------ RECORDS SHOWN

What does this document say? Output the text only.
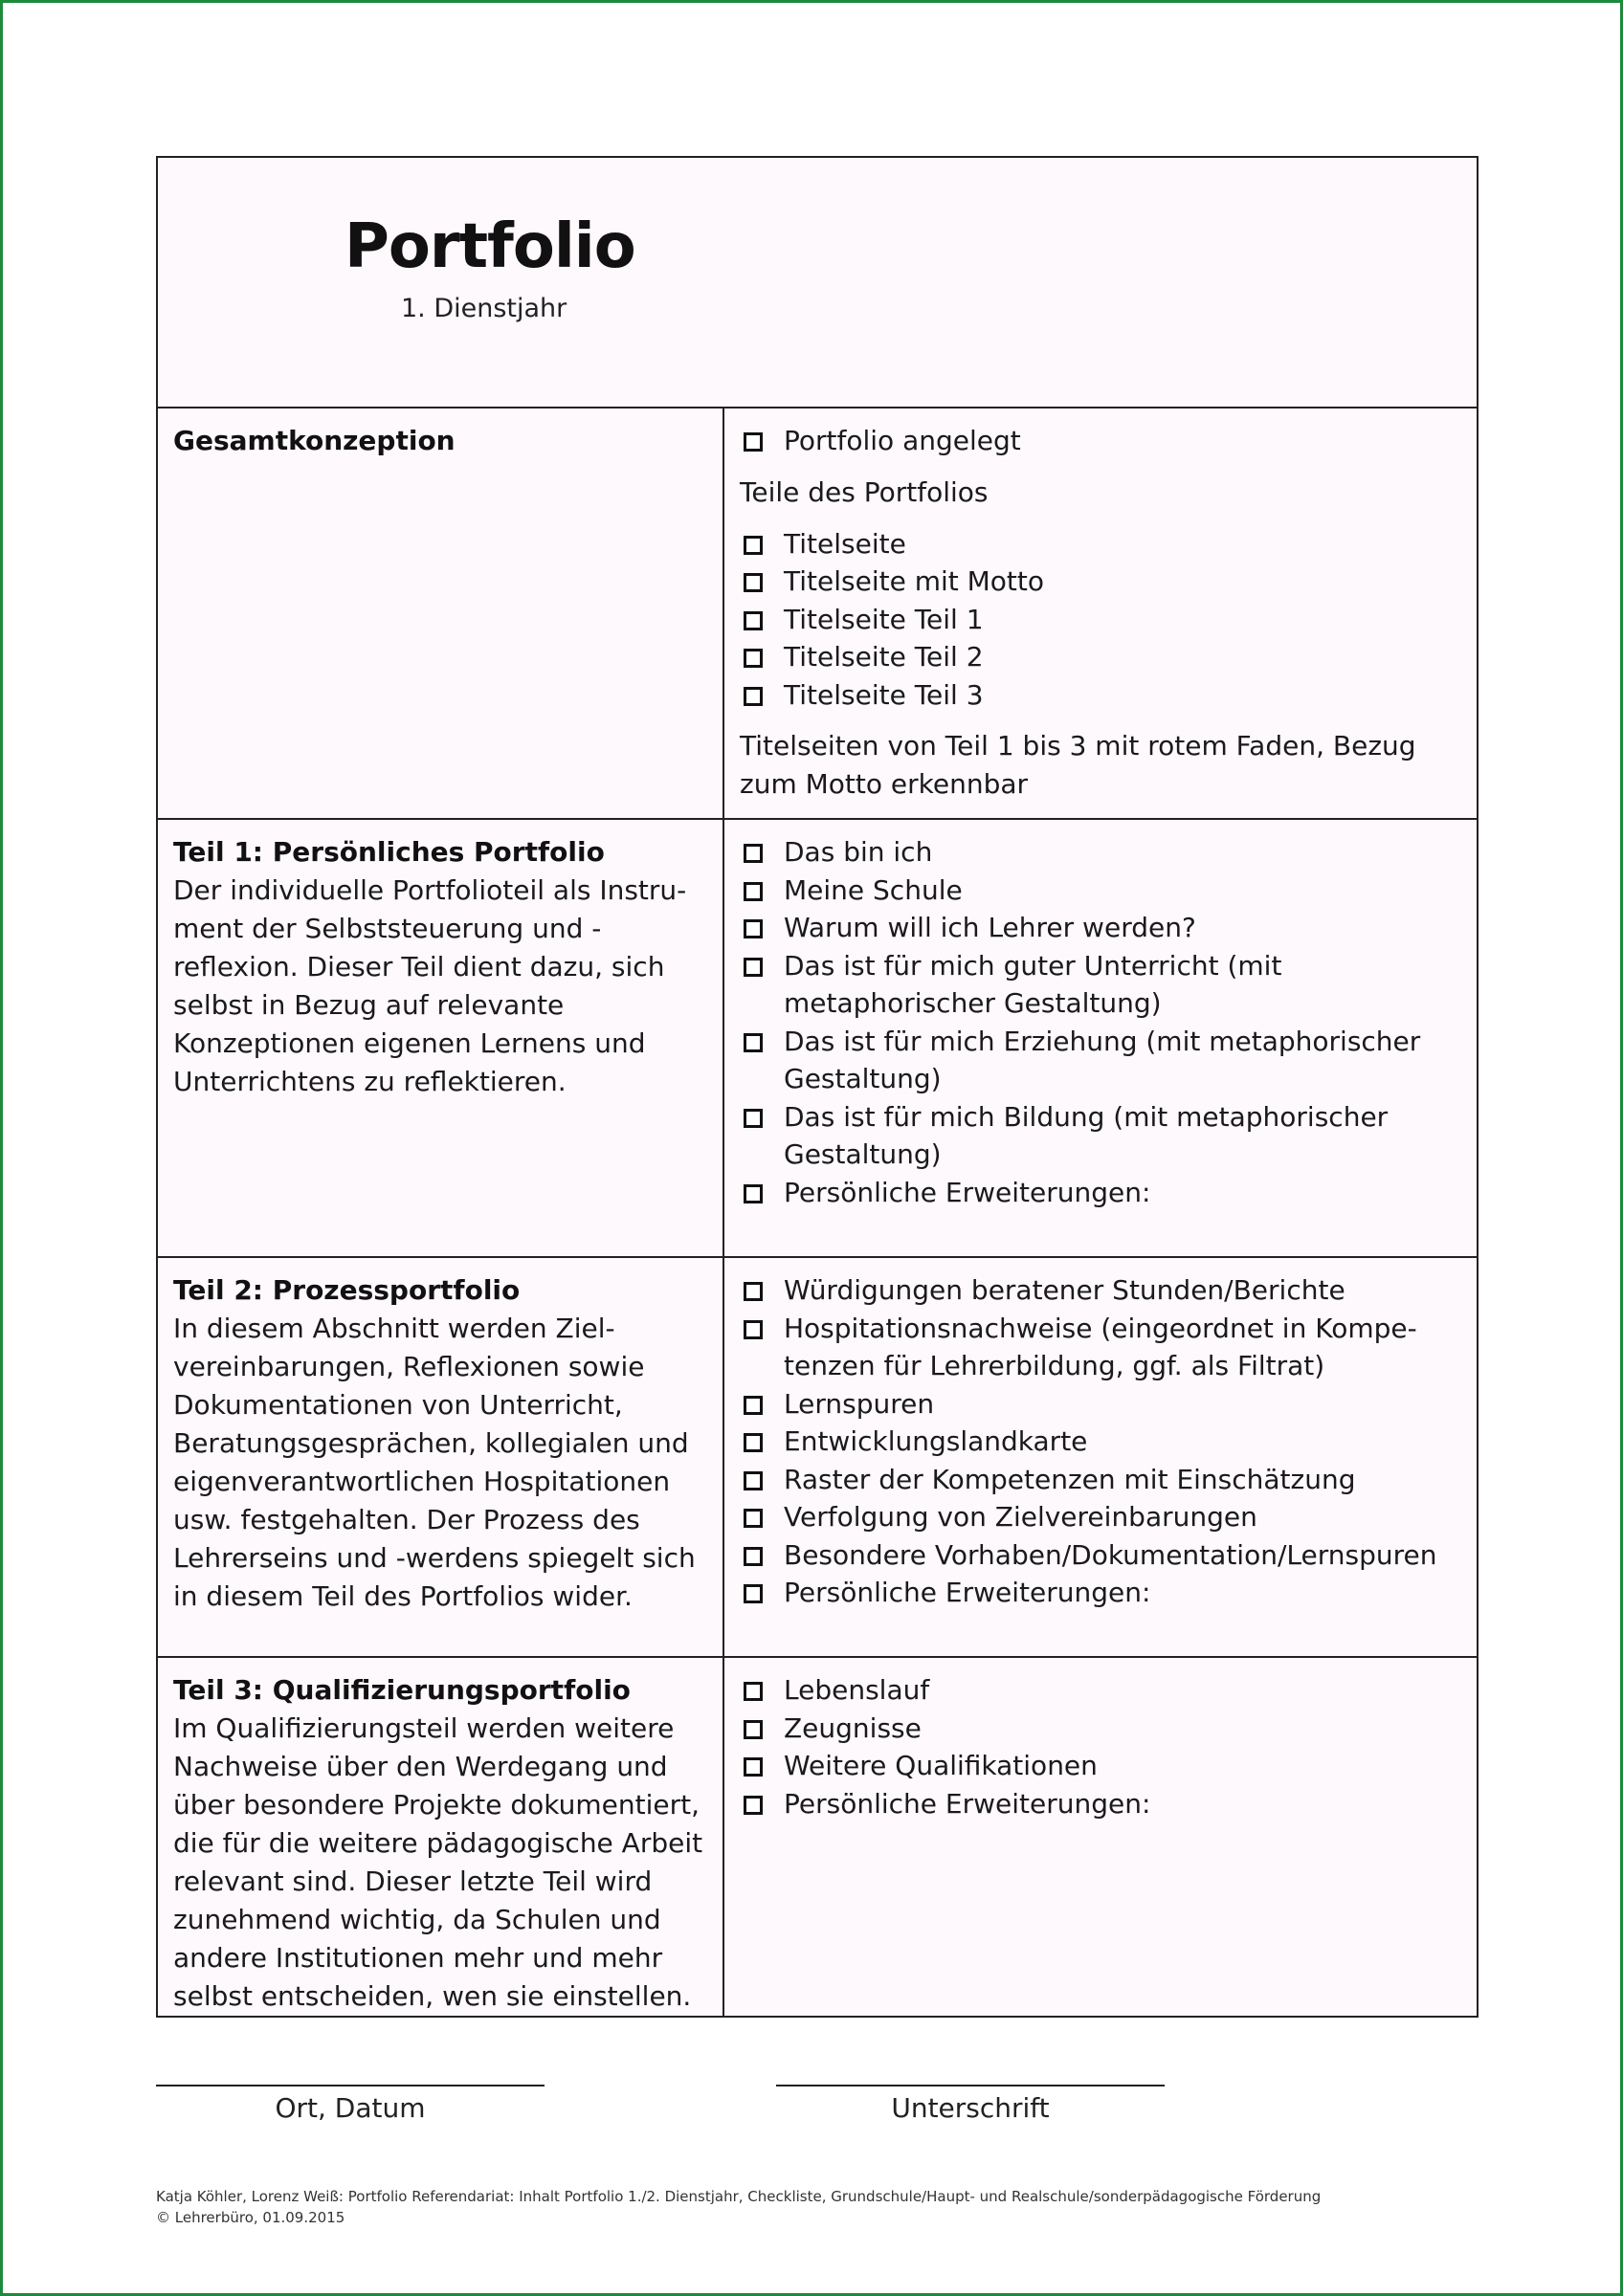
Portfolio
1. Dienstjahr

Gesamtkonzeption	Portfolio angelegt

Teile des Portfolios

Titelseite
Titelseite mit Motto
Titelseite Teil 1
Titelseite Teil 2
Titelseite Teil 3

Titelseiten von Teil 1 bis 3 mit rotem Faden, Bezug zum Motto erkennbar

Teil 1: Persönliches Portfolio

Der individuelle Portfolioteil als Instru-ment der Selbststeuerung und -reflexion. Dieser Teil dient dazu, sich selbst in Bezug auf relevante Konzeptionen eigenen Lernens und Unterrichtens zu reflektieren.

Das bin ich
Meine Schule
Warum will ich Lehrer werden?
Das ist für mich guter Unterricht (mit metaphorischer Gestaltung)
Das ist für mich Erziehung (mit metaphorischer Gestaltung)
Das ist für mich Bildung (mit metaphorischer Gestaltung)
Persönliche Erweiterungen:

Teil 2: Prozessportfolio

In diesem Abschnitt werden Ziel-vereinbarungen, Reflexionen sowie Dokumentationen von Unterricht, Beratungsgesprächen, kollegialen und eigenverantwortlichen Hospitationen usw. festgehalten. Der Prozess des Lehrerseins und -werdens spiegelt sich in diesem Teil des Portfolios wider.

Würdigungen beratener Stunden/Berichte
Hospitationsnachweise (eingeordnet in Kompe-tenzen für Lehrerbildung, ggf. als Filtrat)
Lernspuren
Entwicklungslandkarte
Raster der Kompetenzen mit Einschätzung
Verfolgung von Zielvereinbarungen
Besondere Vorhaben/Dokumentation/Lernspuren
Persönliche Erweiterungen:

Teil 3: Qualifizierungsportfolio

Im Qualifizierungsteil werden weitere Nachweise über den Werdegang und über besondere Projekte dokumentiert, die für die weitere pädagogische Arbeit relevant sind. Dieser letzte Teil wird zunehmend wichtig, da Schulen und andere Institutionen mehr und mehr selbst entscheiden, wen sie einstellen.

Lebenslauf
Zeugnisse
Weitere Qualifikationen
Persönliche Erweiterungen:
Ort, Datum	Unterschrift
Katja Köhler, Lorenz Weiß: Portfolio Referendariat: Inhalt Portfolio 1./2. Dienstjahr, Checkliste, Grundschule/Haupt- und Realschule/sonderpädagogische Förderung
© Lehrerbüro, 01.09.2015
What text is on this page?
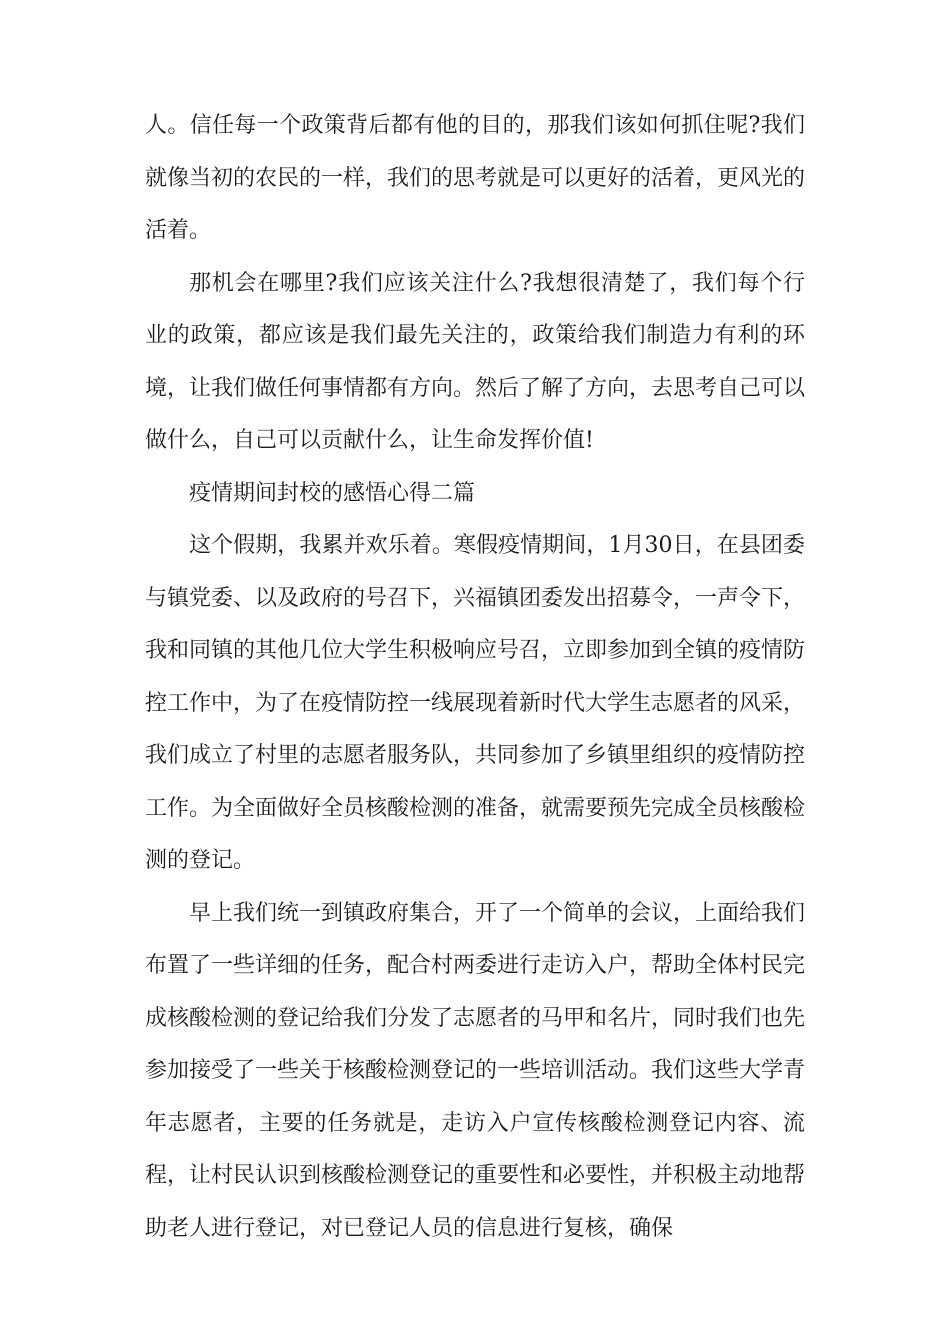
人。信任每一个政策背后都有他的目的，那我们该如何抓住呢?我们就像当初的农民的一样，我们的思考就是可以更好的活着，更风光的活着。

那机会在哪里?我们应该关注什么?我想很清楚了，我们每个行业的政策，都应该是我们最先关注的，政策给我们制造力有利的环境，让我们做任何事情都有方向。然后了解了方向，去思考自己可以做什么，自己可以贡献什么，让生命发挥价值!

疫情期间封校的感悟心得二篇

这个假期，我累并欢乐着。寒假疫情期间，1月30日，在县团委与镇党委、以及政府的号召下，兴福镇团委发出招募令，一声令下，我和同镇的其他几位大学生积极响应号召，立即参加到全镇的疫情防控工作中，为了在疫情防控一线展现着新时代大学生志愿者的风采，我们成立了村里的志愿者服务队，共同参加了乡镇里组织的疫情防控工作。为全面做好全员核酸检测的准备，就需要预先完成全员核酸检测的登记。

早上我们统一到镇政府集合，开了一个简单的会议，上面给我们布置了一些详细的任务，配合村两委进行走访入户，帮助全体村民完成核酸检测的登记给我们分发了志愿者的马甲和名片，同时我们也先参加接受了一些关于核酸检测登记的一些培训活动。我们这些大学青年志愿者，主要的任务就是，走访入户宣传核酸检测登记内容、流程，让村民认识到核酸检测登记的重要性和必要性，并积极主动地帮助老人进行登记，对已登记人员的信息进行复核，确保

------------

■ **GOAL OF THE EXERCISE**: Tally the lines of the records holding the word "this", then give only the resulting number.

■ **FINAL RESULT**: 2